── Excerpted data
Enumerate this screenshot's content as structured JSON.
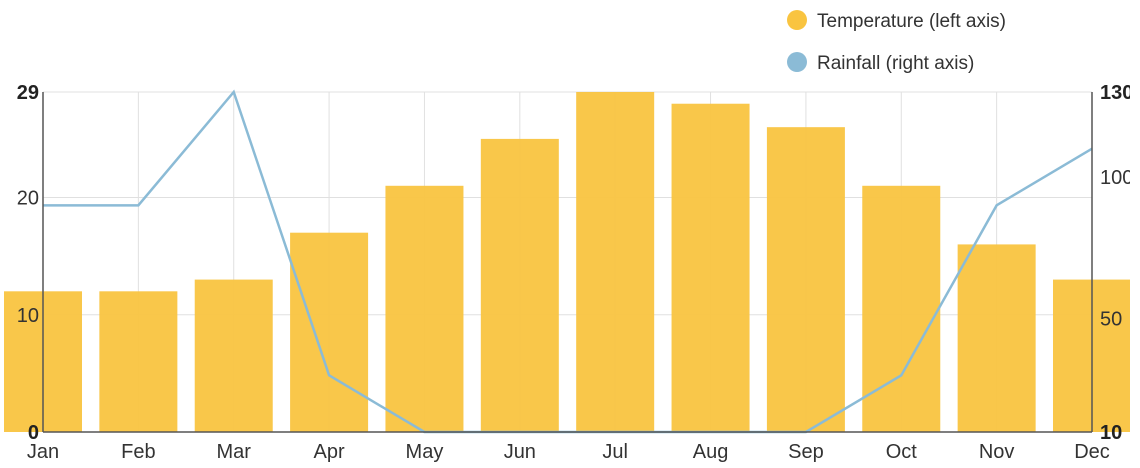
{
  "chart_data": {
    "type": "bar",
    "categories": [
      "Jan",
      "Feb",
      "Mar",
      "Apr",
      "May",
      "Jun",
      "Jul",
      "Aug",
      "Sep",
      "Oct",
      "Nov",
      "Dec"
    ],
    "series": [
      {
        "name": "Temperature (left axis)",
        "type": "bar",
        "axis": "left",
        "color": "#f9c440",
        "values": [
          12,
          12,
          13,
          17,
          21,
          25,
          29,
          28,
          26,
          21,
          16,
          13
        ]
      },
      {
        "name": "Rainfall (right axis)",
        "type": "line",
        "axis": "right",
        "color": "#8bbbd6",
        "values": [
          90,
          90,
          130,
          30,
          10,
          10,
          10,
          10,
          10,
          30,
          90,
          110
        ]
      }
    ],
    "left_axis": {
      "min": 0,
      "max": 29,
      "ticks": [
        0,
        10,
        20,
        29
      ],
      "tick_labels": [
        "0",
        "10",
        "20",
        "29"
      ]
    },
    "right_axis": {
      "min": 10,
      "max": 130,
      "ticks": [
        10,
        50,
        100,
        130
      ],
      "tick_labels": [
        "10",
        "50",
        "100",
        "130"
      ]
    },
    "title": "",
    "xlabel": "",
    "ylabel": "",
    "grid": true,
    "legend_position": "top-right",
    "legend": [
      {
        "label": "Temperature (left axis)",
        "color": "#f9c440"
      },
      {
        "label": "Rainfall (right axis)",
        "color": "#8bbbd6"
      }
    ]
  }
}
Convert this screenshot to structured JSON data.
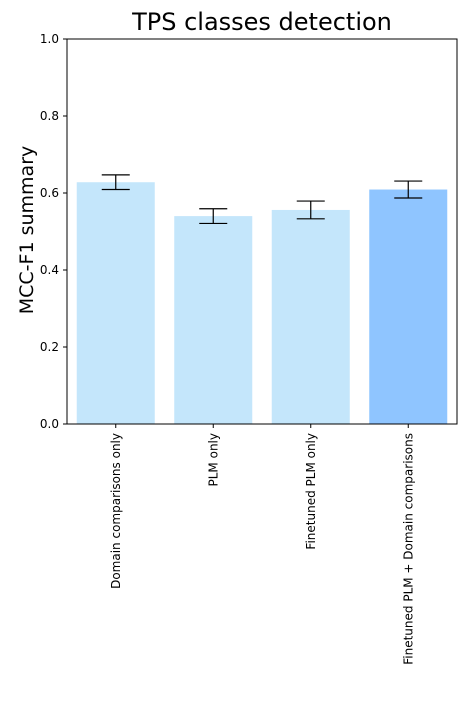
{
  "chart_data": {
    "type": "bar",
    "title": "TPS classes detection",
    "xlabel": "",
    "ylabel": "MCC-F1 summary",
    "ylim": [
      0,
      1.0
    ],
    "yticks": [
      "0.0",
      "0.2",
      "0.4",
      "0.6",
      "0.8",
      "1.0"
    ],
    "categories": [
      "Domain comparisons only",
      "PLM only",
      "Finetuned PLM only",
      "Finetuned PLM + Domain comparisons"
    ],
    "values": [
      0.628,
      0.54,
      0.556,
      0.609
    ],
    "error_low": [
      0.609,
      0.521,
      0.533,
      0.587
    ],
    "error_high": [
      0.647,
      0.559,
      0.579,
      0.631
    ],
    "colors": [
      "#c4e6fb",
      "#c4e6fb",
      "#c4e6fb",
      "#8fc5ff"
    ],
    "grid": false,
    "legend": "none"
  }
}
────
Write the entries above out in full, exactly, with no images.

_Expected output_.
Enumerate this screenshot's content as structured JSON.
{
  "chart_data": {
    "type": "bar",
    "categories": [
      "Jan",
      "Feb",
      "Mar",
      "Apr",
      "May",
      "Jun",
      "Jul",
      "Aug",
      "Sep",
      "Oct",
      "Nov",
      "Dec"
    ],
    "series": [
      {
        "name": "Temperature (left axis)",
        "type": "bar",
        "axis": "left",
        "color": "#f9c440",
        "values": [
          12,
          12,
          13,
          17,
          21,
          25,
          29,
          28,
          26,
          21,
          16,
          13
        ]
      },
      {
        "name": "Rainfall (right axis)",
        "type": "line",
        "axis": "right",
        "color": "#8bbbd6",
        "values": [
          90,
          90,
          130,
          30,
          10,
          10,
          10,
          10,
          10,
          30,
          90,
          110
        ]
      }
    ],
    "left_axis": {
      "min": 0,
      "max": 29,
      "ticks": [
        0,
        10,
        20,
        29
      ],
      "tick_labels": [
        "0",
        "10",
        "20",
        "29"
      ]
    },
    "right_axis": {
      "min": 10,
      "max": 130,
      "ticks": [
        10,
        50,
        100,
        130
      ],
      "tick_labels": [
        "10",
        "50",
        "100",
        "130"
      ]
    },
    "title": "",
    "xlabel": "",
    "ylabel": "",
    "grid": true,
    "legend_position": "top-right",
    "legend": [
      {
        "label": "Temperature (left axis)",
        "color": "#f9c440"
      },
      {
        "label": "Rainfall (right axis)",
        "color": "#8bbbd6"
      }
    ]
  }
}
Convert this screenshot to structured JSON data.
{
  "chart_data": {
    "type": "bar",
    "title": "TPS classes detection",
    "xlabel": "",
    "ylabel": "MCC-F1 summary",
    "ylim": [
      0,
      1.0
    ],
    "yticks": [
      "0.0",
      "0.2",
      "0.4",
      "0.6",
      "0.8",
      "1.0"
    ],
    "categories": [
      "Domain comparisons only",
      "PLM only",
      "Finetuned PLM only",
      "Finetuned PLM + Domain comparisons"
    ],
    "values": [
      0.628,
      0.54,
      0.556,
      0.609
    ],
    "error_low": [
      0.609,
      0.521,
      0.533,
      0.587
    ],
    "error_high": [
      0.647,
      0.559,
      0.579,
      0.631
    ],
    "colors": [
      "#c4e6fb",
      "#c4e6fb",
      "#c4e6fb",
      "#8fc5ff"
    ],
    "grid": false,
    "legend": "none"
  }
}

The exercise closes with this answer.